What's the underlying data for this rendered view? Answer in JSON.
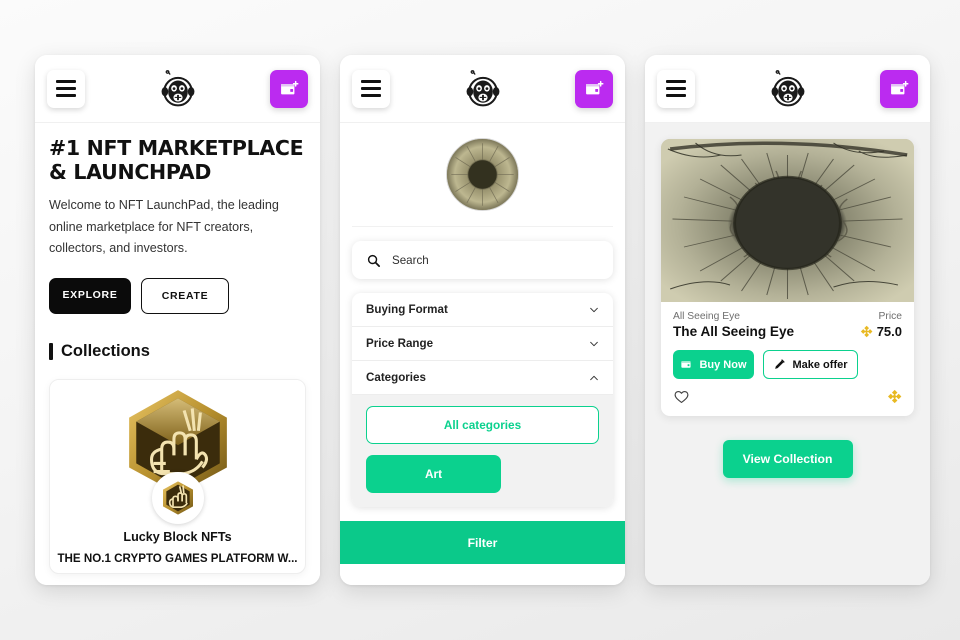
{
  "theme": {
    "green": "#0bd18e",
    "green_dark": "#0bc98a",
    "purple": "#bb2bf0",
    "black": "#0b0b0b",
    "gold": "#e8b923",
    "page_background": "#f1f1f1"
  },
  "header": {
    "menu_icon": "hamburger-icon",
    "logo_icon": "ape-headphones-logo",
    "wallet_icon": "wallet-add-icon"
  },
  "screen_home": {
    "hero": {
      "title": "#1 NFT MARKETPLACE & LAUNCHPAD",
      "subtitle": "Welcome to NFT LaunchPad, the leading online marketplace for NFT creators, collectors, and investors.",
      "primary_button": "EXPLORE",
      "secondary_button": "CREATE"
    },
    "section_title": "Collections",
    "collection": {
      "banner_icon": "lucky-block-hexagon-logo",
      "avatar_icon": "lucky-block-avatar",
      "name": "Lucky Block NFTs",
      "description": "THE NO.1 CRYPTO GAMES PLATFORM W..."
    }
  },
  "screen_filter": {
    "avatar_icon": "eye-avatar",
    "search": {
      "icon": "search-icon",
      "placeholder": "Search",
      "value": ""
    },
    "filters": [
      {
        "label": "Buying Format",
        "state": "collapsed",
        "chevron": "chevron-down-icon"
      },
      {
        "label": "Price Range",
        "state": "collapsed",
        "chevron": "chevron-down-icon"
      },
      {
        "label": "Categories",
        "state": "expanded",
        "chevron": "chevron-up-icon"
      }
    ],
    "categories": [
      {
        "label": "All categories",
        "selected": false
      },
      {
        "label": "Art",
        "selected": true
      }
    ],
    "submit_button": "Filter"
  },
  "screen_detail": {
    "nft": {
      "image_icon": "all-seeing-eye-artwork",
      "collection": "All Seeing Eye",
      "price_label": "Price",
      "title": "The All Seeing Eye",
      "price": "75.0",
      "currency_icon": "bnb-icon",
      "buy_button": "Buy Now",
      "buy_icon": "wallet-icon",
      "offer_button": "Make offer",
      "offer_icon": "pencil-icon",
      "favorite_icon": "heart-icon",
      "chain_icon": "bnb-icon"
    },
    "view_collection_button": "View Collection"
  }
}
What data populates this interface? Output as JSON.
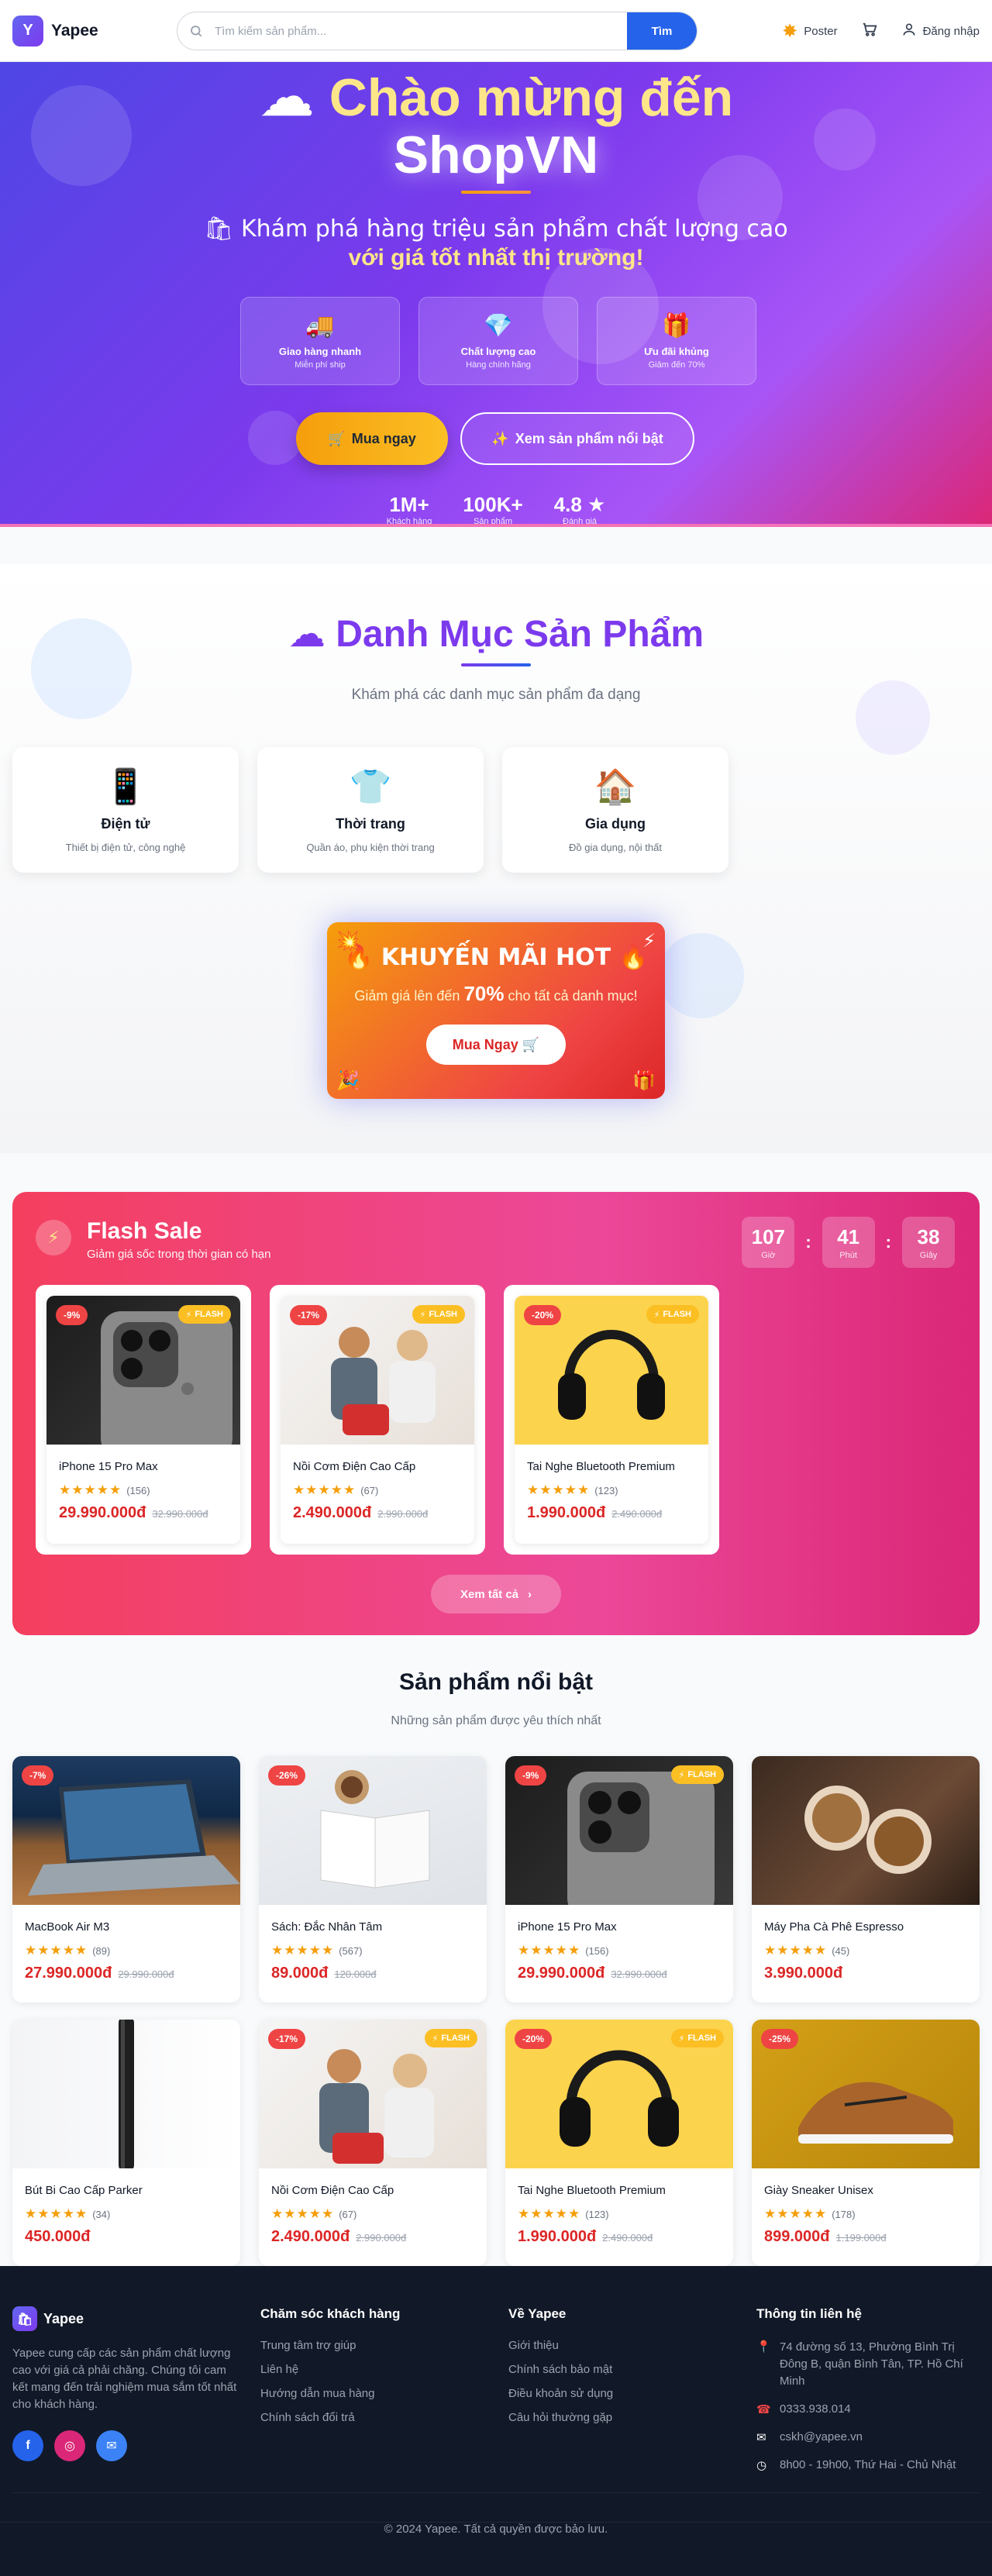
{
  "header": {
    "logo_letter": "Y",
    "logo_text": "Yapee",
    "search_placeholder": "Tìm kiếm sản phẩm...",
    "search_button": "Tìm",
    "nav": [
      {
        "label": "Poster",
        "icon": "burst-icon"
      },
      {
        "label": "",
        "icon": "cart-icon"
      },
      {
        "label": "Đăng nhập",
        "icon": "user-icon"
      }
    ]
  },
  "hero": {
    "title_line1": "Chào mừng đến",
    "title_line2": "ShopVN",
    "subtitle_line1": "🛍 Khám phá hàng triệu sản phẩm chất lượng cao",
    "subtitle_line2": "với giá tốt nhất thị trường!",
    "features": [
      {
        "icon": "🚚",
        "title": "Giao hàng nhanh",
        "sub": "Miễn phí ship"
      },
      {
        "icon": "💎",
        "title": "Chất lượng cao",
        "sub": "Hàng chính hãng"
      },
      {
        "icon": "🎁",
        "title": "Ưu đãi khủng",
        "sub": "Giảm đến 70%"
      }
    ],
    "buy_button": "Mua ngay",
    "featured_button": "Xem sản phẩm nổi bật",
    "stats": [
      {
        "value": "1M+",
        "label": "Khách hàng"
      },
      {
        "value": "100K+",
        "label": "Sản phẩm"
      },
      {
        "value": "4.8 ★",
        "label": "Đánh giá"
      }
    ]
  },
  "categories": {
    "title": "Danh Mục Sản Phẩm",
    "subtitle": "Khám phá các danh mục sản phẩm đa dạng",
    "items": [
      {
        "icon": "📱",
        "name": "Điện tử",
        "desc": "Thiết bị điện tử, công nghệ"
      },
      {
        "icon": "👕",
        "name": "Thời trang",
        "desc": "Quần áo, phụ kiện thời trang"
      },
      {
        "icon": "🏠",
        "name": "Gia dụng",
        "desc": "Đồ gia dụng, nội thất"
      }
    ]
  },
  "promo": {
    "title": "🔥 KHUYẾN MÃI HOT 🔥",
    "text_before": "Giảm giá lên đến",
    "percent": "70%",
    "text_after": "cho tất cả danh mục!",
    "button": "Mua Ngay 🛒"
  },
  "flash_sale": {
    "title": "Flash Sale",
    "subtitle": "Giảm giá sốc trong thời gian có hạn",
    "countdown": [
      {
        "value": "107",
        "label": "Giờ"
      },
      {
        "value": "41",
        "label": "Phút"
      },
      {
        "value": "38",
        "label": "Giây"
      }
    ],
    "tag_label": "FLASH",
    "products": [
      {
        "name": "iPhone 15 Pro Max",
        "discount": "-9%",
        "reviews": "(156)",
        "price": "29.990.000đ",
        "old_price": "32.990.000đ",
        "rating": 5
      },
      {
        "name": "Nồi Cơm Điện Cao Cấp",
        "discount": "-17%",
        "reviews": "(67)",
        "price": "2.490.000đ",
        "old_price": "2.990.000đ",
        "rating": 5
      },
      {
        "name": "Tai Nghe Bluetooth Premium",
        "discount": "-20%",
        "reviews": "(123)",
        "price": "1.990.000đ",
        "old_price": "2.490.000đ",
        "rating": 5
      }
    ],
    "see_all": "Xem tất cả"
  },
  "featured": {
    "title": "Sản phẩm nổi bật",
    "subtitle": "Những sản phẩm được yêu thích nhất",
    "tag_label": "FLASH",
    "products": [
      {
        "name": "MacBook Air M3",
        "discount": "-7%",
        "flash": false,
        "reviews": "(89)",
        "price": "27.990.000đ",
        "old_price": "29.990.000đ",
        "rating": 5
      },
      {
        "name": "Sách: Đắc Nhân Tâm",
        "discount": "-26%",
        "flash": false,
        "reviews": "(567)",
        "price": "89.000đ",
        "old_price": "120.000đ",
        "rating": 5
      },
      {
        "name": "iPhone 15 Pro Max",
        "discount": "-9%",
        "flash": true,
        "reviews": "(156)",
        "price": "29.990.000đ",
        "old_price": "32.990.000đ",
        "rating": 5
      },
      {
        "name": "Máy Pha Cà Phê Espresso",
        "discount": "",
        "flash": false,
        "reviews": "(45)",
        "price": "3.990.000đ",
        "old_price": "",
        "rating": 5
      },
      {
        "name": "Bút Bi Cao Cấp Parker",
        "discount": "",
        "flash": false,
        "reviews": "(34)",
        "price": "450.000đ",
        "old_price": "",
        "rating": 5
      },
      {
        "name": "Nồi Cơm Điện Cao Cấp",
        "discount": "-17%",
        "flash": true,
        "reviews": "(67)",
        "price": "2.490.000đ",
        "old_price": "2.990.000đ",
        "rating": 5
      },
      {
        "name": "Tai Nghe Bluetooth Premium",
        "discount": "-20%",
        "flash": true,
        "reviews": "(123)",
        "price": "1.990.000đ",
        "old_price": "2.490.000đ",
        "rating": 5
      },
      {
        "name": "Giày Sneaker Unisex",
        "discount": "-25%",
        "flash": false,
        "reviews": "(178)",
        "price": "899.000đ",
        "old_price": "1.199.000đ",
        "rating": 5
      }
    ]
  },
  "footer": {
    "logo_text": "Yapee",
    "description": "Yapee cung cấp các sản phẩm chất lượng cao với giá cả phải chăng. Chúng tôi cam kết mang đến trải nghiệm mua sắm tốt nhất cho khách hàng.",
    "customer_care": {
      "title": "Chăm sóc khách hàng",
      "links": [
        "Trung tâm trợ giúp",
        "Liên hệ",
        "Hướng dẫn mua hàng",
        "Chính sách đổi trả"
      ]
    },
    "about": {
      "title": "Về Yapee",
      "links": [
        "Giới thiệu",
        "Chính sách bảo mật",
        "Điều khoản sử dụng",
        "Câu hỏi thường gặp"
      ]
    },
    "contact": {
      "title": "Thông tin liên hệ",
      "address": "74 đường số 13, Phường Bình Trị Đông B, quận Bình Tân, TP. Hồ Chí Minh",
      "phone": "0333.938.014",
      "email": "cskh@yapee.vn",
      "hours": "8h00 - 19h00, Thứ Hai - Chủ Nhật"
    },
    "copyright": "© 2024 Yapee. Tất cả quyền được bảo lưu."
  }
}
○ ○ ○ ○ ○ ○ ○
Find how many lines of the listing include the string "wallet" and give that number, nothing else.

2